--- Start ---
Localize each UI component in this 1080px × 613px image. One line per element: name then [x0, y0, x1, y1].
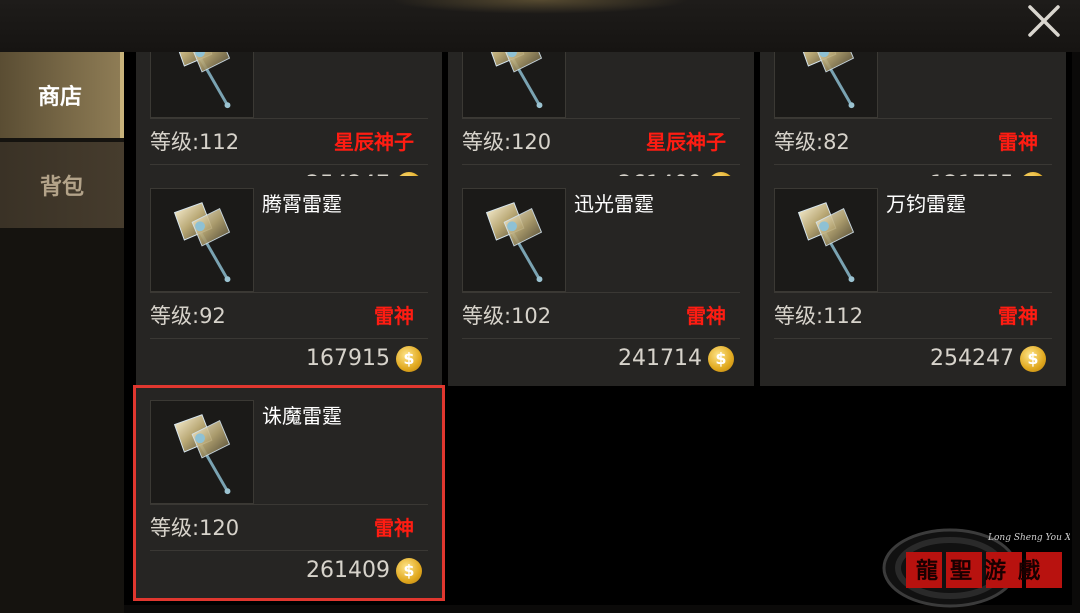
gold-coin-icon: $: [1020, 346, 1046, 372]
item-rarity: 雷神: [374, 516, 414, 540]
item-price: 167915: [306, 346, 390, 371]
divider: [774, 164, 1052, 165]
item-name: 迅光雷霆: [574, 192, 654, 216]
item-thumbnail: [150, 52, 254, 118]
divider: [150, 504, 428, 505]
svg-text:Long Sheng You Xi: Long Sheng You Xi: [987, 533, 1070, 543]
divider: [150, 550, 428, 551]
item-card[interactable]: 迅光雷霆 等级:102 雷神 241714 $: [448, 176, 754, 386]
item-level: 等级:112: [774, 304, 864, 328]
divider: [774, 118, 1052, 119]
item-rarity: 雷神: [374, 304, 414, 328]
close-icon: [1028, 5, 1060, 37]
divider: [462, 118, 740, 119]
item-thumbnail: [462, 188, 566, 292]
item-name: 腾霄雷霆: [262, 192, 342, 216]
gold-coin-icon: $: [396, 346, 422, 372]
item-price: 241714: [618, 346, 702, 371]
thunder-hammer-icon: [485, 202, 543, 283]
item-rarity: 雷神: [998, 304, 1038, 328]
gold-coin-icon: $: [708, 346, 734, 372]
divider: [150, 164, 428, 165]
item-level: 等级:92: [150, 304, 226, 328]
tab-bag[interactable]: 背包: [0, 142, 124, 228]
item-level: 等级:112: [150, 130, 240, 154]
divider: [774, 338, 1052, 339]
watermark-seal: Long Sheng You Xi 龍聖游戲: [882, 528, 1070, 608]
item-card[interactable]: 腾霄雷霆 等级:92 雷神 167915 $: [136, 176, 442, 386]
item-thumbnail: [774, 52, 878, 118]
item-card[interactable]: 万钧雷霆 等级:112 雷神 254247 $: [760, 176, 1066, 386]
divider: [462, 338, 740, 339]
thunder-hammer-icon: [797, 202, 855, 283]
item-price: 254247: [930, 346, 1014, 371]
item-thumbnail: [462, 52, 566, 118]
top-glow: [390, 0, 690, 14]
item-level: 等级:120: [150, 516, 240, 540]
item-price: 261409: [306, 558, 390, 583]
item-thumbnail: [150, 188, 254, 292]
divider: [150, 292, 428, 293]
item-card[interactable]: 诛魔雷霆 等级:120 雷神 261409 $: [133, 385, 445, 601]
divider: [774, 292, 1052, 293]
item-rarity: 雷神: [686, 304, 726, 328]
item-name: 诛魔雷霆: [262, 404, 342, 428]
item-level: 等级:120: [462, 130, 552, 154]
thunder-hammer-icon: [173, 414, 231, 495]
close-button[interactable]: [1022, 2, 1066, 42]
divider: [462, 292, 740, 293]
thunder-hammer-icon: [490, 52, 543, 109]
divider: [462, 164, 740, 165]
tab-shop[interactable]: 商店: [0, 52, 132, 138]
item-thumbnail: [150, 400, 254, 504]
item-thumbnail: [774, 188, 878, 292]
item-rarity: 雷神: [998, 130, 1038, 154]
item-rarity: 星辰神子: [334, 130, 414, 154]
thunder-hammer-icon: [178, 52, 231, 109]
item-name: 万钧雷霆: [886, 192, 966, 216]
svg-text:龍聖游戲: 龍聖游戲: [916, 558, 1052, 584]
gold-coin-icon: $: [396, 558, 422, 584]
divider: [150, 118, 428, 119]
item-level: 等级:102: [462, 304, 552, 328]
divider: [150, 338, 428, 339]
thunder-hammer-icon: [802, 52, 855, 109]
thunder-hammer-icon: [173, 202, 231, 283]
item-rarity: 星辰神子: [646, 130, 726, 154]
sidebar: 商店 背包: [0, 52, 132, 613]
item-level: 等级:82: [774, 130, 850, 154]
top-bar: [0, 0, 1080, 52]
--- End ---
AIM OF THE TASK
Find every line in the entries above that contains the string "迅光雷霆" and copy each one. Matching is case-sensitive.

TASK RESPONSE
item-name: 迅光雷霆: [574, 192, 654, 216]
item-card[interactable]: 迅光雷霆 等级:102 雷神 241714 $: [448, 176, 754, 386]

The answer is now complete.